● REQUIREMENTS: Reproduce only the lines of the material starting at the line containing "staticText: 4:23: [18, 6, 44, 24]" and ending at the line containing "button[interactable]: Password: [36, 224, 264, 255]". Change every "User name" in them to "Username" and leave everything else unchanged.

● PROVIDED DATA:
--------------------

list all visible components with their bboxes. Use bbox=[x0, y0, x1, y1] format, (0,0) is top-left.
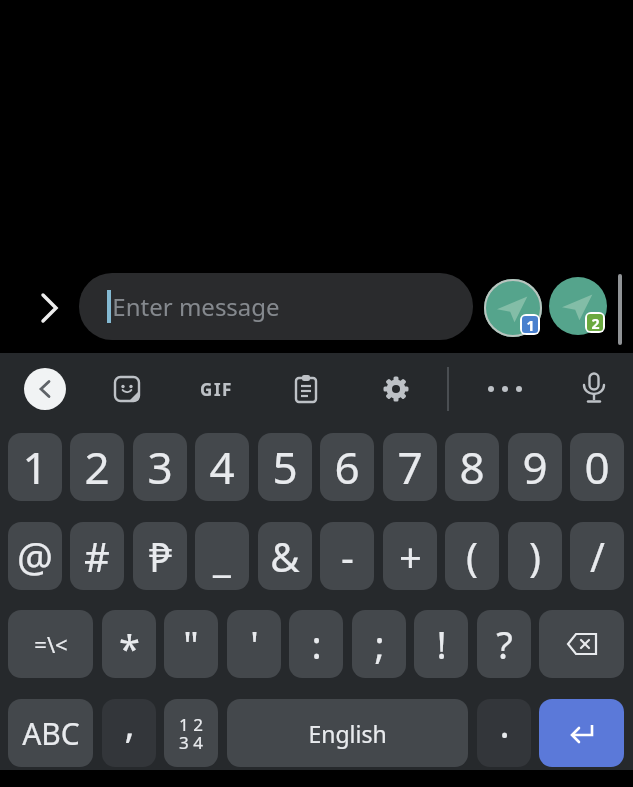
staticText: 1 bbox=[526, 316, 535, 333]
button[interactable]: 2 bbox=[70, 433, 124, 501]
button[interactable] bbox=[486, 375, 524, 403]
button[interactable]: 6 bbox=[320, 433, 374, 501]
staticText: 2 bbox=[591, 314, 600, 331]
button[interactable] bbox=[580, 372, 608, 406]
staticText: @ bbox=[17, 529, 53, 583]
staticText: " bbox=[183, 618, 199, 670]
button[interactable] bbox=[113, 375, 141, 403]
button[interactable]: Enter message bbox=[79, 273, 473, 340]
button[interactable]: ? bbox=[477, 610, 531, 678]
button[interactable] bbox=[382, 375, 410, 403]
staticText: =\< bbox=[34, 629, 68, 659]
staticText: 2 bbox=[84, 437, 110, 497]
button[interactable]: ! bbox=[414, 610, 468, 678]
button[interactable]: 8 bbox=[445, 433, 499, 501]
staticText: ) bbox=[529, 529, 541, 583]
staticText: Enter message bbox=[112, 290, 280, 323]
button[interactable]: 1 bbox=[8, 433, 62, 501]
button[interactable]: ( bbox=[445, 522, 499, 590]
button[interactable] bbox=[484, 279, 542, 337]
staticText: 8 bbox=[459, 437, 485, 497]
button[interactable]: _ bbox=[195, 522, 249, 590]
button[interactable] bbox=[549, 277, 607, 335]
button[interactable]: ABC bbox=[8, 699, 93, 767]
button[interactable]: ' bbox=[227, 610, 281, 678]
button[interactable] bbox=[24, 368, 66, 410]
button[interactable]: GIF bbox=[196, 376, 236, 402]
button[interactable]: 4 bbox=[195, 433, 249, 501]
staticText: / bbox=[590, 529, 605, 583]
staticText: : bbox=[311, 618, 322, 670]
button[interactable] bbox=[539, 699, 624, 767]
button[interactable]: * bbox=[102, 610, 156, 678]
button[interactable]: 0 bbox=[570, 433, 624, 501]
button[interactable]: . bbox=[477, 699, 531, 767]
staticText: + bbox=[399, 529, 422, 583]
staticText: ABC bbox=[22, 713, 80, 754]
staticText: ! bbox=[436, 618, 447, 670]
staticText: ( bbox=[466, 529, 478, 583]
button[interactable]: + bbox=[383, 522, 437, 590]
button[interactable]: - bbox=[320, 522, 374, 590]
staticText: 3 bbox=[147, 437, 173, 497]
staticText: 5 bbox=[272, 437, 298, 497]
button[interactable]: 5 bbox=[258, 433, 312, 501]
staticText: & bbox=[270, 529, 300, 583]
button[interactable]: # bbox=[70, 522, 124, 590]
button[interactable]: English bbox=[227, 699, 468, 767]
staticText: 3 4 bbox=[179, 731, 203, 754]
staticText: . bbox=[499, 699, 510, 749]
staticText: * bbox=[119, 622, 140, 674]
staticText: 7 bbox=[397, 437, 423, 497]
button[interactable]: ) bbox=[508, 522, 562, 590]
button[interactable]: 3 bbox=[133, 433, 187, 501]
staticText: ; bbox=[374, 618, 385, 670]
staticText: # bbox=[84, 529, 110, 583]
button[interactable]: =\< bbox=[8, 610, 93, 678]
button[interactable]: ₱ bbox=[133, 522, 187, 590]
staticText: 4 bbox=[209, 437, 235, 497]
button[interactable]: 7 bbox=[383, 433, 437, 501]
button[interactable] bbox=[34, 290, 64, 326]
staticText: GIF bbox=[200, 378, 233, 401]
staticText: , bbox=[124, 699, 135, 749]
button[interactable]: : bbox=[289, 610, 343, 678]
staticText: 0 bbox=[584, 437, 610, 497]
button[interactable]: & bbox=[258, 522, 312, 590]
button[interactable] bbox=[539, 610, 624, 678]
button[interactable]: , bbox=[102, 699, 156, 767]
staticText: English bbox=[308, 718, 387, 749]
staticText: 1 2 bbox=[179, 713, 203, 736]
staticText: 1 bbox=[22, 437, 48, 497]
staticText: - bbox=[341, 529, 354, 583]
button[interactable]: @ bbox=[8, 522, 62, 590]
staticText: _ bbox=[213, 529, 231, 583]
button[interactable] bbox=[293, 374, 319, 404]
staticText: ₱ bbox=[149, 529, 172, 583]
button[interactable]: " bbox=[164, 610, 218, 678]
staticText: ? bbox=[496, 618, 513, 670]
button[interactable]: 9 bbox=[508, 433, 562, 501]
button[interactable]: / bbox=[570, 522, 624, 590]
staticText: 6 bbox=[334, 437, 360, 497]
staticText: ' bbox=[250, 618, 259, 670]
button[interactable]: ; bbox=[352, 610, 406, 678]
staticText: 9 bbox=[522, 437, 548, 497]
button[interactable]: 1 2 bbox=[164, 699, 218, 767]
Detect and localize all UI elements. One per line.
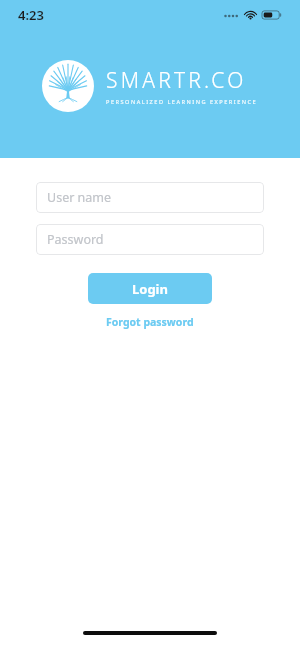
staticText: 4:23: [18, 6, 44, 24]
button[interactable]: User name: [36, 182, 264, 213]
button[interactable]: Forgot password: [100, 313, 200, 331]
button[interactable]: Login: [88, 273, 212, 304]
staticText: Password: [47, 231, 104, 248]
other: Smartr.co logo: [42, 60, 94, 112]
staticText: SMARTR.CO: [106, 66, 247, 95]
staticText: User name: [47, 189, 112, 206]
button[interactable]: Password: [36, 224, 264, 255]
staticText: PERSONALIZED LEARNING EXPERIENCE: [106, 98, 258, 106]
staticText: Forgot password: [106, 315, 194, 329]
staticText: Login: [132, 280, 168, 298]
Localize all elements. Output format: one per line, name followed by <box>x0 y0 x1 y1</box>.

--------------------

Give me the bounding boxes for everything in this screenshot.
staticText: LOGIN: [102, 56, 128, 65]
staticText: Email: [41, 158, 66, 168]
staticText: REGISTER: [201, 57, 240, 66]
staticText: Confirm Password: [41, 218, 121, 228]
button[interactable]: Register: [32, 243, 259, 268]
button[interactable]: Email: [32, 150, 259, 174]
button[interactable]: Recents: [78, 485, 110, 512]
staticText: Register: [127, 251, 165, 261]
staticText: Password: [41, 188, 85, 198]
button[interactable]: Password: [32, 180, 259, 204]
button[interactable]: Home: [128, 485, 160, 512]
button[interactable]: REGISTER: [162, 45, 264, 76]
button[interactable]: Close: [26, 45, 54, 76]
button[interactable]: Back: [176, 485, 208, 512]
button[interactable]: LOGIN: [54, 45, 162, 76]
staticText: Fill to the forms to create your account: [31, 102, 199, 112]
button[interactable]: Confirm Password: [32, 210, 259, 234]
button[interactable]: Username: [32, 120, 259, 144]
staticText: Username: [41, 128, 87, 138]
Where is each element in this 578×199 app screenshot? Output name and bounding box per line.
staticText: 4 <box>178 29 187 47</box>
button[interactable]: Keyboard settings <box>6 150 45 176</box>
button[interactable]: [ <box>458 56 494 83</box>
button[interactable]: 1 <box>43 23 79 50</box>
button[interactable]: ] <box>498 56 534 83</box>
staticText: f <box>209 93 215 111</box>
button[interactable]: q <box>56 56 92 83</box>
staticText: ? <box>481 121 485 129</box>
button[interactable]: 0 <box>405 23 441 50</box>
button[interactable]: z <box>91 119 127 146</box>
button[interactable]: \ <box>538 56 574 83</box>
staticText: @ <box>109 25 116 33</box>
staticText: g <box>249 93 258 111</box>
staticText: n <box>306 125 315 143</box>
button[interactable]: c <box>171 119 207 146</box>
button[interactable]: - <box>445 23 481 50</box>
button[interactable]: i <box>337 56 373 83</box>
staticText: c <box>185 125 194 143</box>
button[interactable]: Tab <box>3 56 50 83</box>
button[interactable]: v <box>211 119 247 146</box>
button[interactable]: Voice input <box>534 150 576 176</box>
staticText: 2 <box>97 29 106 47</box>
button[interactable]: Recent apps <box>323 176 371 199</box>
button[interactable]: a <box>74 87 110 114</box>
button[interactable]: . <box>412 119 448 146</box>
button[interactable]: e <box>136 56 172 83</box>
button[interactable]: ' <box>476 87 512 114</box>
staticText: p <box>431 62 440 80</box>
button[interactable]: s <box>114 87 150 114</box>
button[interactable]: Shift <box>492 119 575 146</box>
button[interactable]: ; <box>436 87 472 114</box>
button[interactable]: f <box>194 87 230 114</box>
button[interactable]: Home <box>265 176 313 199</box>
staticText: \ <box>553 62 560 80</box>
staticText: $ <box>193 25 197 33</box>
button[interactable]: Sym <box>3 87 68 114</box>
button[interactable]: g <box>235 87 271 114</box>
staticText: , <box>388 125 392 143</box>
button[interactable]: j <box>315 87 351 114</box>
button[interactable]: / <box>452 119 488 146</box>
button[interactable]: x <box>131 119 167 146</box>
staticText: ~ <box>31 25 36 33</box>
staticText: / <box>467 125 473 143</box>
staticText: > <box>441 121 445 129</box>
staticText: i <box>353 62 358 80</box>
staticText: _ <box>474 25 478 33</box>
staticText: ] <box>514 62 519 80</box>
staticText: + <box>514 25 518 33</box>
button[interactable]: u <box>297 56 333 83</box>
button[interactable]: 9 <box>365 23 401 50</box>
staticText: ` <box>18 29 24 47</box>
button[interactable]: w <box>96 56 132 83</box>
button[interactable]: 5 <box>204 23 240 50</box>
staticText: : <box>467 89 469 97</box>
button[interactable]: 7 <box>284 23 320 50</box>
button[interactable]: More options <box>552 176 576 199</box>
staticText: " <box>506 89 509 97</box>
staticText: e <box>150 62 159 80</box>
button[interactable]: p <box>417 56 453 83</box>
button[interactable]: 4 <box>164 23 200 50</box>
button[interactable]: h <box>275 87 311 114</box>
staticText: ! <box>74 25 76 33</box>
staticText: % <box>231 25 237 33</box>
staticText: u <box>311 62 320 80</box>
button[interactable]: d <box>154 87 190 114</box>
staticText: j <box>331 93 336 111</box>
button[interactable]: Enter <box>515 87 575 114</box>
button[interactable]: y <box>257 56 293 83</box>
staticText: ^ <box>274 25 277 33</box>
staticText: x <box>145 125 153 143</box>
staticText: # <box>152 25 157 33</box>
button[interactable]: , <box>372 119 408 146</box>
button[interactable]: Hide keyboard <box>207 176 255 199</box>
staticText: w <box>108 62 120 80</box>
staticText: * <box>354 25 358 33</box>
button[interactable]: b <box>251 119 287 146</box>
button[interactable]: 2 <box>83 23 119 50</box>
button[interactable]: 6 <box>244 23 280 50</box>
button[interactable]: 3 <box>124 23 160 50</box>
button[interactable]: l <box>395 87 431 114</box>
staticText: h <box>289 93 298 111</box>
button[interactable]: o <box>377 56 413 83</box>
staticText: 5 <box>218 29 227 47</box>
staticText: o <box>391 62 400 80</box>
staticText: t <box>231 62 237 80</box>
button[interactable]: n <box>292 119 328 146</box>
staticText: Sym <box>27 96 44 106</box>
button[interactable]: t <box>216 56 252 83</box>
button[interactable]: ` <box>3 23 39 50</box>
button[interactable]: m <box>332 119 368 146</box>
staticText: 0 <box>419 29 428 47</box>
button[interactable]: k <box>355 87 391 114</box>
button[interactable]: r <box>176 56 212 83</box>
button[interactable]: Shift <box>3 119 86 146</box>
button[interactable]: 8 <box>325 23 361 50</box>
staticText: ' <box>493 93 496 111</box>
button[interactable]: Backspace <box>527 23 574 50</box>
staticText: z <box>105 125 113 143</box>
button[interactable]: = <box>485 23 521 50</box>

--------------------

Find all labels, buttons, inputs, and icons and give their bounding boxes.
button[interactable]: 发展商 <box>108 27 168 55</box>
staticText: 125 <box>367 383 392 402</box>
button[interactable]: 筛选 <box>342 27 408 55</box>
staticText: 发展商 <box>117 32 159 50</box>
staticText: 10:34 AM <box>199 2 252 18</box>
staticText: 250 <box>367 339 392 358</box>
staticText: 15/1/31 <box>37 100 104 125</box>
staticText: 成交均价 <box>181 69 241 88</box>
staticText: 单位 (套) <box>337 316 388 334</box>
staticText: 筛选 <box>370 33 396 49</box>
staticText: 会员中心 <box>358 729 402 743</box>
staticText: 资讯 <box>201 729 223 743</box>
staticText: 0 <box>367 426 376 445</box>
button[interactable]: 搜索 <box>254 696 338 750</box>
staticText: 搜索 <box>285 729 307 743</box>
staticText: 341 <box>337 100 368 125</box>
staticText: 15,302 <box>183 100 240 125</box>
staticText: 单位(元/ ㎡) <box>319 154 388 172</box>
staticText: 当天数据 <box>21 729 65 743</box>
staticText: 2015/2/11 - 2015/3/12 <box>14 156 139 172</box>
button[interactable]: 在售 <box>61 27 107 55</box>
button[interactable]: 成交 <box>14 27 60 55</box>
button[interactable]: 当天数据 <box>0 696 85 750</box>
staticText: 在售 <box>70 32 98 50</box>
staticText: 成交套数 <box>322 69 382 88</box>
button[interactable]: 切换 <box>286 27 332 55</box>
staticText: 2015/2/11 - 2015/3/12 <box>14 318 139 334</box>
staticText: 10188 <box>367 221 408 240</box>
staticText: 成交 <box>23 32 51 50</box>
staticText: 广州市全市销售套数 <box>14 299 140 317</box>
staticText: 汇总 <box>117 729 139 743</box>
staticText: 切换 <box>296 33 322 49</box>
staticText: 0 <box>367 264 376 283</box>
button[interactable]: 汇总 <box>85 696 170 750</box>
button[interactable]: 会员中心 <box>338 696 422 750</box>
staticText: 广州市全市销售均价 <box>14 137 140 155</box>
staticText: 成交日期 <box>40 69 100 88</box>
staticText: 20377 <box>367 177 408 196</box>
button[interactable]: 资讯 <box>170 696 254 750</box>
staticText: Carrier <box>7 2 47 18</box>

--------------------

● ANSWER:
staticText: 4:23: [18, 6, 44, 24]
button[interactable]: Username: [36, 182, 264, 213]
button[interactable]: Forgot password: [100, 313, 200, 331]
button[interactable]: Login: [88, 273, 212, 304]
staticText: Password: [47, 231, 104, 248]
other: Smartr.co logo: [42, 60, 94, 112]
staticText: SMARTR.CO: [106, 66, 247, 95]
staticText: Username: [47, 189, 112, 206]
button[interactable]: Password: [36, 224, 264, 255]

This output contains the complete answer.